Exercise brief: Each record below must be returned exactly as shown.
[Start of Exercise material]
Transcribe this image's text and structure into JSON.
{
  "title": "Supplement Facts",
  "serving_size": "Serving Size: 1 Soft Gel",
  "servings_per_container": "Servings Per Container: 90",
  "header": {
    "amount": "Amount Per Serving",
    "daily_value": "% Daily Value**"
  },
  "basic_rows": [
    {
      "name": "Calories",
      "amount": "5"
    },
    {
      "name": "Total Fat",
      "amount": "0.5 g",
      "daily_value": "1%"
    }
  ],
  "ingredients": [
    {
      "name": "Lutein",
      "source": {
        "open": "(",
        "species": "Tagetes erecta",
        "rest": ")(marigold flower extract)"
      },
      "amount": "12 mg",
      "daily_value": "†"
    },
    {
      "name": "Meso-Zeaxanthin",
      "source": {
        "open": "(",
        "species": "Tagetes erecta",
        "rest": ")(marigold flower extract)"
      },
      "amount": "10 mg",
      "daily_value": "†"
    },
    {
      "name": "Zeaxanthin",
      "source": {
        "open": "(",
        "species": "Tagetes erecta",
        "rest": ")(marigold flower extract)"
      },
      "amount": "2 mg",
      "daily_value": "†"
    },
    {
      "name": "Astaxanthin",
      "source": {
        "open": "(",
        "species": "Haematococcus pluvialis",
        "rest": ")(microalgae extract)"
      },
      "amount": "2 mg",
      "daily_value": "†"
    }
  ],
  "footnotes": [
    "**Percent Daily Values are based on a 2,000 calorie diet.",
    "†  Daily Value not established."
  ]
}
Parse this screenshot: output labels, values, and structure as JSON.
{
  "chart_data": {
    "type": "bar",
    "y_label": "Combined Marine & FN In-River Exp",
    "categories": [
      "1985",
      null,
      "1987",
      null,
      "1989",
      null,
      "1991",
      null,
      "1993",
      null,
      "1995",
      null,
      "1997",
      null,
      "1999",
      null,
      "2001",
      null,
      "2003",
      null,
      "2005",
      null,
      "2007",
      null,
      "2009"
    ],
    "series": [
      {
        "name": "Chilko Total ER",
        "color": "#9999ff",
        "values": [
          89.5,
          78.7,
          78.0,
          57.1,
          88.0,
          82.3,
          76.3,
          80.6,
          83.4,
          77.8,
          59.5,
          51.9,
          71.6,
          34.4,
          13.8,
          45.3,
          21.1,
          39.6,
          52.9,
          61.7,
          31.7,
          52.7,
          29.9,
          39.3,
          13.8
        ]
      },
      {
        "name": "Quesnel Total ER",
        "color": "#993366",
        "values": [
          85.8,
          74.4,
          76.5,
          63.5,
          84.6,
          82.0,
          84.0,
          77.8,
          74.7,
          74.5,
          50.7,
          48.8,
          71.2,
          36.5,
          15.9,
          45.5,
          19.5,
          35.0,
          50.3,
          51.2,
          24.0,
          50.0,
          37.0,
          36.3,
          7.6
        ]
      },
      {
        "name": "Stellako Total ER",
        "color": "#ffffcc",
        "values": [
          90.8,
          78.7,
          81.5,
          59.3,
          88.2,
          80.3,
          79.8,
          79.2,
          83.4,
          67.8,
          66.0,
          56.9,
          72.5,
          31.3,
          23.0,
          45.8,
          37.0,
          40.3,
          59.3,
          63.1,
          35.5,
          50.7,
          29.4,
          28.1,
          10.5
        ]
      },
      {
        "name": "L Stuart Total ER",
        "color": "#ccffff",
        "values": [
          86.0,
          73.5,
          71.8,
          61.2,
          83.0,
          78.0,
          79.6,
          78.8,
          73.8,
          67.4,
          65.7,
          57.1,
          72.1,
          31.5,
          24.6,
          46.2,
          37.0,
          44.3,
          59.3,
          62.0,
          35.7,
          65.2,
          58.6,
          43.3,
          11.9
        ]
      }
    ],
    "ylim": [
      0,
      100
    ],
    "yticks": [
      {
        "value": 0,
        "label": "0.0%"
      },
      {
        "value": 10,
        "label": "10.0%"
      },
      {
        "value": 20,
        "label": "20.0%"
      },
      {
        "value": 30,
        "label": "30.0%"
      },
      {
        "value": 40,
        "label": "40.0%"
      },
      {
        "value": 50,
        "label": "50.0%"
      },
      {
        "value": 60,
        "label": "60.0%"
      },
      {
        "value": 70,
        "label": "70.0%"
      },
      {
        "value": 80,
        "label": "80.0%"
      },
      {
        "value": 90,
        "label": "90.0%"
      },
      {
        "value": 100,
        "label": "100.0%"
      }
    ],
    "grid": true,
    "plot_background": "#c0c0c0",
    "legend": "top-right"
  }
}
[End of Exercise material]
Exercise response:
Transcribe this image's text and structure into JSON.
{
  "title": "Supplement Facts",
  "serving_size": "Serving Size: 1 Soft Gel",
  "servings_per_container": "Servings Per Container: 90",
  "header": {
    "amount": "Amount Per Serving",
    "daily_value": "% Daily Value**"
  },
  "basic_rows": [
    {
      "name": "Calories",
      "amount": "5"
    },
    {
      "name": "Total Fat",
      "amount": "0.5 g",
      "daily_value": "1%"
    }
  ],
  "ingredients": [
    {
      "name": "Lutein",
      "source": {
        "open": "(",
        "species": "Tagetes erecta",
        "rest": ")(marigold flower extract)"
      },
      "amount": "12 mg",
      "daily_value": "†"
    },
    {
      "name": "Meso-Zeaxanthin",
      "source": {
        "open": "(",
        "species": "Tagetes erecta",
        "rest": ")(marigold flower extract)"
      },
      "amount": "10 mg",
      "daily_value": "†"
    },
    {
      "name": "Zeaxanthin",
      "source": {
        "open": "(",
        "species": "Tagetes erecta",
        "rest": ")(marigold flower extract)"
      },
      "amount": "2 mg",
      "daily_value": "†"
    },
    {
      "name": "Astaxanthin",
      "source": {
        "open": "(",
        "species": "Haematococcus pluvialis",
        "rest": ")(microalgae extract)"
      },
      "amount": "2 mg",
      "daily_value": "†"
    }
  ],
  "footnotes": [
    "**Percent Daily Values are based on a 2,000 calorie diet.",
    "†  Daily Value not established."
  ]
}
Parse this screenshot: output labels, values, and structure as JSON.
{
  "chart_data": {
    "type": "bar",
    "y_label": "Combined Marine & FN In-River Exp",
    "categories": [
      "1985",
      null,
      "1987",
      null,
      "1989",
      null,
      "1991",
      null,
      "1993",
      null,
      "1995",
      null,
      "1997",
      null,
      "1999",
      null,
      "2001",
      null,
      "2003",
      null,
      "2005",
      null,
      "2007",
      null,
      "2009"
    ],
    "series": [
      {
        "name": "Chilko Total ER",
        "color": "#9999ff",
        "values": [
          89.5,
          78.7,
          78.0,
          57.1,
          88.0,
          82.3,
          76.3,
          80.6,
          83.4,
          77.8,
          59.5,
          51.9,
          71.6,
          34.4,
          13.8,
          45.3,
          21.1,
          39.6,
          52.9,
          61.7,
          31.7,
          52.7,
          29.9,
          39.3,
          13.8
        ]
      },
      {
        "name": "Quesnel Total ER",
        "color": "#993366",
        "values": [
          85.8,
          74.4,
          76.5,
          63.5,
          84.6,
          82.0,
          84.0,
          77.8,
          74.7,
          74.5,
          50.7,
          48.8,
          71.2,
          36.5,
          15.9,
          45.5,
          19.5,
          35.0,
          50.3,
          51.2,
          24.0,
          50.0,
          37.0,
          36.3,
          7.6
        ]
      },
      {
        "name": "Stellako Total ER",
        "color": "#ffffcc",
        "values": [
          90.8,
          78.7,
          81.5,
          59.3,
          88.2,
          80.3,
          79.8,
          79.2,
          83.4,
          67.8,
          66.0,
          56.9,
          72.5,
          31.3,
          23.0,
          45.8,
          37.0,
          40.3,
          59.3,
          63.1,
          35.5,
          50.7,
          29.4,
          28.1,
          10.5
        ]
      },
      {
        "name": "L Stuart Total ER",
        "color": "#ccffff",
        "values": [
          86.0,
          73.5,
          71.8,
          61.2,
          83.0,
          78.0,
          79.6,
          78.8,
          73.8,
          67.4,
          65.7,
          57.1,
          72.1,
          31.5,
          24.6,
          46.2,
          37.0,
          44.3,
          59.3,
          62.0,
          35.7,
          65.2,
          58.6,
          43.3,
          11.9
        ]
      }
    ],
    "ylim": [
      0,
      100
    ],
    "yticks": [
      {
        "value": 0,
        "label": "0.0%"
      },
      {
        "value": 10,
        "label": "10.0%"
      },
      {
        "value": 20,
        "label": "20.0%"
      },
      {
        "value": 30,
        "label": "30.0%"
      },
      {
        "value": 40,
        "label": "40.0%"
      },
      {
        "value": 50,
        "label": "50.0%"
      },
      {
        "value": 60,
        "label": "60.0%"
      },
      {
        "value": 70,
        "label": "70.0%"
      },
      {
        "value": 80,
        "label": "80.0%"
      },
      {
        "value": 90,
        "label": "90.0%"
      },
      {
        "value": 100,
        "label": "100.0%"
      }
    ],
    "grid": true,
    "plot_background": "#c0c0c0",
    "legend": "top-right"
  }
}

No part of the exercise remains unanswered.